◆ Given request
Reply with one number only, the count of lines holding the string "into".

+++

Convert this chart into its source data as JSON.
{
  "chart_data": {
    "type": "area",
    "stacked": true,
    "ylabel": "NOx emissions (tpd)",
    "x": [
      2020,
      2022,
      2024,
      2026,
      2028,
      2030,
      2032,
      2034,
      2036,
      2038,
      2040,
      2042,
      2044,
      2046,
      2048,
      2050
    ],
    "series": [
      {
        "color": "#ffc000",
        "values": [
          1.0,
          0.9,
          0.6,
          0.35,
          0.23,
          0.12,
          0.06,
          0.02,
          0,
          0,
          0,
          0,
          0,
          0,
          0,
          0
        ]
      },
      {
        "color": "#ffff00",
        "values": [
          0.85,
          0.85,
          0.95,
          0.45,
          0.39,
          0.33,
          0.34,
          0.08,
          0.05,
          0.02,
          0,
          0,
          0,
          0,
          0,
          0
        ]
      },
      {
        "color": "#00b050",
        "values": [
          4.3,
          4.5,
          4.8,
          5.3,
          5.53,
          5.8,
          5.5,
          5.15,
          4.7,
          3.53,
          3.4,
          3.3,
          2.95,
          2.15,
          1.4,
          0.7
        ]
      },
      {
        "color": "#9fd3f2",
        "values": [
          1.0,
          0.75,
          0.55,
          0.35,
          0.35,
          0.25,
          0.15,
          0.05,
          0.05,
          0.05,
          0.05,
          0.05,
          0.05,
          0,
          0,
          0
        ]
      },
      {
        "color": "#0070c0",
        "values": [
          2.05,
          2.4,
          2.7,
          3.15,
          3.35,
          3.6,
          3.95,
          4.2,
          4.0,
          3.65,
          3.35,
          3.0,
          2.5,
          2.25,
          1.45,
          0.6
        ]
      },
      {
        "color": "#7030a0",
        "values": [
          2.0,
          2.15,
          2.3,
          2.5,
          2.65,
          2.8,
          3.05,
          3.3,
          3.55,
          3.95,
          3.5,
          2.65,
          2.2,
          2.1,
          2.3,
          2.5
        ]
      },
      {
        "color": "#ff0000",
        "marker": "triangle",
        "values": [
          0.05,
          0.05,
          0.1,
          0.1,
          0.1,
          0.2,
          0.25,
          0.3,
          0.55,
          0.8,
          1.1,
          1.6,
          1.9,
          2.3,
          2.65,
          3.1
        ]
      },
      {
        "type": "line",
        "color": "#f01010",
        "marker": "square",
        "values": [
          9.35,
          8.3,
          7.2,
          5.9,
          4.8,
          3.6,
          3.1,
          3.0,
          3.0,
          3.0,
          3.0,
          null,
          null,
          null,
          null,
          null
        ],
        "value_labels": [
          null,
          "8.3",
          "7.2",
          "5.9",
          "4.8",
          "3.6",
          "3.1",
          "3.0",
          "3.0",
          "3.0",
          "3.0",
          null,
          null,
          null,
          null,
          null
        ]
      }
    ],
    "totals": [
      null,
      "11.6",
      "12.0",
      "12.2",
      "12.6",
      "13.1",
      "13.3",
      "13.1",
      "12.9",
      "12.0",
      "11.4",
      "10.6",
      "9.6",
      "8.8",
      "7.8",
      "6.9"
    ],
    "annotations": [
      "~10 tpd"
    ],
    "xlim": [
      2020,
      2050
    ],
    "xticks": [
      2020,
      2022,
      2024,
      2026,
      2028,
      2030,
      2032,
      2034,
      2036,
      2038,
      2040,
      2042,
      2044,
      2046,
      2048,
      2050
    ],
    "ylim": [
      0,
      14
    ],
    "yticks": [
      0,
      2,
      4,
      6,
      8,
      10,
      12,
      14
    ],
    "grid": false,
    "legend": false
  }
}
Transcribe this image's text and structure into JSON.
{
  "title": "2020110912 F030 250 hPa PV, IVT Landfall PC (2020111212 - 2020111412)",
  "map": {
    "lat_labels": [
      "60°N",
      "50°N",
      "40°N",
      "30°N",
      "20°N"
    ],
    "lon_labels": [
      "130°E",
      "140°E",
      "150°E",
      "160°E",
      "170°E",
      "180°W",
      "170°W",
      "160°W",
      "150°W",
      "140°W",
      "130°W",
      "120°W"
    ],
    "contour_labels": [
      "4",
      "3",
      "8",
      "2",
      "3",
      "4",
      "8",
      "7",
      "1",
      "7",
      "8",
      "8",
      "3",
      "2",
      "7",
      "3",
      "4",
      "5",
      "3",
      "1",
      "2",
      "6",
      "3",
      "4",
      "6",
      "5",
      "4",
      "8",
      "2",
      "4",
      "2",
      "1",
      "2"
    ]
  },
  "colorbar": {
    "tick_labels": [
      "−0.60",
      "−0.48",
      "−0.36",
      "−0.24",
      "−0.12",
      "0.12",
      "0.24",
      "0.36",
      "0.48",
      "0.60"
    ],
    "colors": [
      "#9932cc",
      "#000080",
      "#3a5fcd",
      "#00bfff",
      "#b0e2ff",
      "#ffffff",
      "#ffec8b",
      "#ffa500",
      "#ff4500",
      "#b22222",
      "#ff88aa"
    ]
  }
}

+++

◆ Solution to the exercise
2